→ **Exercise requirements**
Reproduce all the entries exactly.

→ **Available records**
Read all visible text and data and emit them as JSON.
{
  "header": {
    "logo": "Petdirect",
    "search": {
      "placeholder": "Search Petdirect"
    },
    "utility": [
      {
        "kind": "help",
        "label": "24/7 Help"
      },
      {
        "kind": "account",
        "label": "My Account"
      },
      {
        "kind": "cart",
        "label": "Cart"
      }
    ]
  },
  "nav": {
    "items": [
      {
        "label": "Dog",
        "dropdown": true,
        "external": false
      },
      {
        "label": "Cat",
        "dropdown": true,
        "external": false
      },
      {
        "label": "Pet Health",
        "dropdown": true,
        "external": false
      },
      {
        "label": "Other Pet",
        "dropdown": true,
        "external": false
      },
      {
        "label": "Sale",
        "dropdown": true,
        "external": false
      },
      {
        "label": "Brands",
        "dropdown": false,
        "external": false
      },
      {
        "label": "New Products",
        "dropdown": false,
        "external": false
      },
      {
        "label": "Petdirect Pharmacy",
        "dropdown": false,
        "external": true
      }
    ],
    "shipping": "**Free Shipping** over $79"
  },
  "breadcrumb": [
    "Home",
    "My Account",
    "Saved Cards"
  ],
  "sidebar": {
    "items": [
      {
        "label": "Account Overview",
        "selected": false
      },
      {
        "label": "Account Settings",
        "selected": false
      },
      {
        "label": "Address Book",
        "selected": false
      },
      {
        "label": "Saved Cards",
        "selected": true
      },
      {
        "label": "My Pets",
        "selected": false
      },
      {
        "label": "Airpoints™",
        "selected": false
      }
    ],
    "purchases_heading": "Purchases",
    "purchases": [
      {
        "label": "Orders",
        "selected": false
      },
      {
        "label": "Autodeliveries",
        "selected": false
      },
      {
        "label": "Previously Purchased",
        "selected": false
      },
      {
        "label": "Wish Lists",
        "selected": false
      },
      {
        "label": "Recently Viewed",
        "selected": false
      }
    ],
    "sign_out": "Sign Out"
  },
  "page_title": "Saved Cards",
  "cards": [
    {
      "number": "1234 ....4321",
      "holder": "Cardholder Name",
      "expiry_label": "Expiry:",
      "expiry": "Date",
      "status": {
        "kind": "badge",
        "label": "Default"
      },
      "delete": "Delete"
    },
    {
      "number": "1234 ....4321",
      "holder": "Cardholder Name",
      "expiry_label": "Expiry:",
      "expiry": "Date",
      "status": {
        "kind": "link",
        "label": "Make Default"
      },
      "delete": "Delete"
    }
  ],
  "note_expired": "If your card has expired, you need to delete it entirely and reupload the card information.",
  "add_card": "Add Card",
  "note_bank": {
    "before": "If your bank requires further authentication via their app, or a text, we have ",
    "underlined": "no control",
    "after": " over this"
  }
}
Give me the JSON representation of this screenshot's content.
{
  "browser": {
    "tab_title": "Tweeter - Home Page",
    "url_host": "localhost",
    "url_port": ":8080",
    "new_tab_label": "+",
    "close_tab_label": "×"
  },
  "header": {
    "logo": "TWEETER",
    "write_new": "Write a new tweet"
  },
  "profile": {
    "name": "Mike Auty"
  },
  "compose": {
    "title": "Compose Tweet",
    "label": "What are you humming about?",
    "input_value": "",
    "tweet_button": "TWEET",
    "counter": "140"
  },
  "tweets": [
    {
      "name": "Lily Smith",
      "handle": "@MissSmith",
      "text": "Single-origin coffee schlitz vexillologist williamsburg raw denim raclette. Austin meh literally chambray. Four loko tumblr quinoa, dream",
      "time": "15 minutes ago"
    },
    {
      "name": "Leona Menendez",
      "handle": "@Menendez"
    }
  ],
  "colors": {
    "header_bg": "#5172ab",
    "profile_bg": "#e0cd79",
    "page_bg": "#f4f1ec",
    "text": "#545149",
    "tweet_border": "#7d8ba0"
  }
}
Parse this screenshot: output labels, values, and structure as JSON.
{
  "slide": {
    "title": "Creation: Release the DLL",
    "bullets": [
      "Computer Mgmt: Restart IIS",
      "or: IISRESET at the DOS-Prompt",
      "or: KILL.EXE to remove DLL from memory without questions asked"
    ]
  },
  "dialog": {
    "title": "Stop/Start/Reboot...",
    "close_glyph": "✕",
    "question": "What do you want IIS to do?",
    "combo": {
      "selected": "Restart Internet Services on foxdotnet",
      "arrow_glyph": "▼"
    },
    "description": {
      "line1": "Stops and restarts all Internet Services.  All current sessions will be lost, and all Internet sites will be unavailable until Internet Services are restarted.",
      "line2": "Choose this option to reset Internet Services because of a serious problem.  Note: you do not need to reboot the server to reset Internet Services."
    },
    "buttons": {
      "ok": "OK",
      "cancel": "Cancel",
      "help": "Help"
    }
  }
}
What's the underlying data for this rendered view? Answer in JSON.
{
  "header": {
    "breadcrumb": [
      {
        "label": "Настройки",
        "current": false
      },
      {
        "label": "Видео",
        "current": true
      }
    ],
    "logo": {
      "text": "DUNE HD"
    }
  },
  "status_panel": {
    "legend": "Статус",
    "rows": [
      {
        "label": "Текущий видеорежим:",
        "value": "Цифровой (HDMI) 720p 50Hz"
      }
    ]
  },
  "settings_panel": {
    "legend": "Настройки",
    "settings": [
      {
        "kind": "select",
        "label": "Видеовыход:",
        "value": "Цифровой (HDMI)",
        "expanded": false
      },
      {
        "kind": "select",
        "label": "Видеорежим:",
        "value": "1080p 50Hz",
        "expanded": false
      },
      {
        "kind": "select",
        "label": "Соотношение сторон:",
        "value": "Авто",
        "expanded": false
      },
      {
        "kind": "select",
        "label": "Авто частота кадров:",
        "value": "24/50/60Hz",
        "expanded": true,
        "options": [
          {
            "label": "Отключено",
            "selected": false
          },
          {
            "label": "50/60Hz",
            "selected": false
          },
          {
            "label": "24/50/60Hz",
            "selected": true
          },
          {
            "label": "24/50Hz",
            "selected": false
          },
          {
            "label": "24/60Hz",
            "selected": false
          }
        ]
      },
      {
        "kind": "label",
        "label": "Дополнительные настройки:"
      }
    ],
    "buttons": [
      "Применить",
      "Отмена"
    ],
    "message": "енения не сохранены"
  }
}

→ **The output**
Read all visible text and data and emit them as JSON.
{
  "header": {
    "logo": "Petdirect",
    "search": {
      "placeholder": "Search Petdirect"
    },
    "utility": [
      {
        "kind": "help",
        "label": "24/7 Help"
      },
      {
        "kind": "account",
        "label": "My Account"
      },
      {
        "kind": "cart",
        "label": "Cart"
      }
    ]
  },
  "nav": {
    "items": [
      {
        "label": "Dog",
        "dropdown": true,
        "external": false
      },
      {
        "label": "Cat",
        "dropdown": true,
        "external": false
      },
      {
        "label": "Pet Health",
        "dropdown": true,
        "external": false
      },
      {
        "label": "Other Pet",
        "dropdown": true,
        "external": false
      },
      {
        "label": "Sale",
        "dropdown": true,
        "external": false
      },
      {
        "label": "Brands",
        "dropdown": false,
        "external": false
      },
      {
        "label": "New Products",
        "dropdown": false,
        "external": false
      },
      {
        "label": "Petdirect Pharmacy",
        "dropdown": false,
        "external": true
      }
    ],
    "shipping": "**Free Shipping** over $79"
  },
  "breadcrumb": [
    "Home",
    "My Account",
    "Saved Cards"
  ],
  "sidebar": {
    "items": [
      {
        "label": "Account Overview",
        "selected": false
      },
      {
        "label": "Account Settings",
        "selected": false
      },
      {
        "label": "Address Book",
        "selected": false
      },
      {
        "label": "Saved Cards",
        "selected": true
      },
      {
        "label": "My Pets",
        "selected": false
      },
      {
        "label": "Airpoints™",
        "selected": false
      }
    ],
    "purchases_heading": "Purchases",
    "purchases": [
      {
        "label": "Orders",
        "selected": false
      },
      {
        "label": "Autodeliveries",
        "selected": false
      },
      {
        "label": "Previously Purchased",
        "selected": false
      },
      {
        "label": "Wish Lists",
        "selected": false
      },
      {
        "label": "Recently Viewed",
        "selected": false
      }
    ],
    "sign_out": "Sign Out"
  },
  "page_title": "Saved Cards",
  "cards": [
    {
      "number": "1234 ....4321",
      "holder": "Cardholder Name",
      "expiry_label": "Expiry:",
      "expiry": "Date",
      "status": {
        "kind": "badge",
        "label": "Default"
      },
      "delete": "Delete"
    },
    {
      "number": "1234 ....4321",
      "holder": "Cardholder Name",
      "expiry_label": "Expiry:",
      "expiry": "Date",
      "status": {
        "kind": "link",
        "label": "Make Default"
      },
      "delete": "Delete"
    }
  ],
  "note_expired": "If your card has expired, you need to delete it entirely and reupload the card information.",
  "add_card": "Add Card",
  "note_bank": {
    "before": "If your bank requires further authentication via their app, or a text, we have ",
    "underlined": "no control",
    "after": " over this"
  }
}
Give me the JSON representation of this screenshot's content.
{
  "browser": {
    "tab_title": "Tweeter - Home Page",
    "url_host": "localhost",
    "url_port": ":8080",
    "new_tab_label": "+",
    "close_tab_label": "×"
  },
  "header": {
    "logo": "TWEETER",
    "write_new": "Write a new tweet"
  },
  "profile": {
    "name": "Mike Auty"
  },
  "compose": {
    "title": "Compose Tweet",
    "label": "What are you humming about?",
    "input_value": "",
    "tweet_button": "TWEET",
    "counter": "140"
  },
  "tweets": [
    {
      "name": "Lily Smith",
      "handle": "@MissSmith",
      "text": "Single-origin coffee schlitz vexillologist williamsburg raw denim raclette. Austin meh literally chambray. Four loko tumblr quinoa, dream",
      "time": "15 minutes ago"
    },
    {
      "name": "Leona Menendez",
      "handle": "@Menendez"
    }
  ],
  "colors": {
    "header_bg": "#5172ab",
    "profile_bg": "#e0cd79",
    "page_bg": "#f4f1ec",
    "text": "#545149",
    "tweet_border": "#7d8ba0"
  }
}
Parse this screenshot: output labels, values, and structure as JSON.
{
  "slide": {
    "title": "Creation: Release the DLL",
    "bullets": [
      "Computer Mgmt: Restart IIS",
      "or: IISRESET at the DOS-Prompt",
      "or: KILL.EXE to remove DLL from memory without questions asked"
    ]
  },
  "dialog": {
    "title": "Stop/Start/Reboot...",
    "close_glyph": "✕",
    "question": "What do you want IIS to do?",
    "combo": {
      "selected": "Restart Internet Services on foxdotnet",
      "arrow_glyph": "▼"
    },
    "description": {
      "line1": "Stops and restarts all Internet Services.  All current sessions will be lost, and all Internet sites will be unavailable until Internet Services are restarted.",
      "line2": "Choose this option to reset Internet Services because of a serious problem.  Note: you do not need to reboot the server to reset Internet Services."
    },
    "buttons": {
      "ok": "OK",
      "cancel": "Cancel",
      "help": "Help"
    }
  }
}
What's the underlying data for this rendered view? Answer in JSON.
{
  "header": {
    "breadcrumb": [
      {
        "label": "Настройки",
        "current": false
      },
      {
        "label": "Видео",
        "current": true
      }
    ],
    "logo": {
      "text": "DUNE HD"
    }
  },
  "status_panel": {
    "legend": "Статус",
    "rows": [
      {
        "label": "Текущий видеорежим:",
        "value": "Цифровой (HDMI) 720p 50Hz"
      }
    ]
  },
  "settings_panel": {
    "legend": "Настройки",
    "settings": [
      {
        "kind": "select",
        "label": "Видеовыход:",
        "value": "Цифровой (HDMI)",
        "expanded": false
      },
      {
        "kind": "select",
        "label": "Видеорежим:",
        "value": "1080p 50Hz",
        "expanded": false
      },
      {
        "kind": "select",
        "label": "Соотношение сторон:",
        "value": "Авто",
        "expanded": false
      },
      {
        "kind": "select",
        "label": "Авто частота кадров:",
        "value": "24/50/60Hz",
        "expanded": true,
        "options": [
          {
            "label": "Отключено",
            "selected": false
          },
          {
            "label": "50/60Hz",
            "selected": false
          },
          {
            "label": "24/50/60Hz",
            "selected": true
          },
          {
            "label": "24/50Hz",
            "selected": false
          },
          {
            "label": "24/60Hz",
            "selected": false
          }
        ]
      },
      {
        "kind": "label",
        "label": "Дополнительные настройки:"
      }
    ],
    "buttons": [
      "Применить",
      "Отмена"
    ],
    "message": "енения не сохранены"
  }
}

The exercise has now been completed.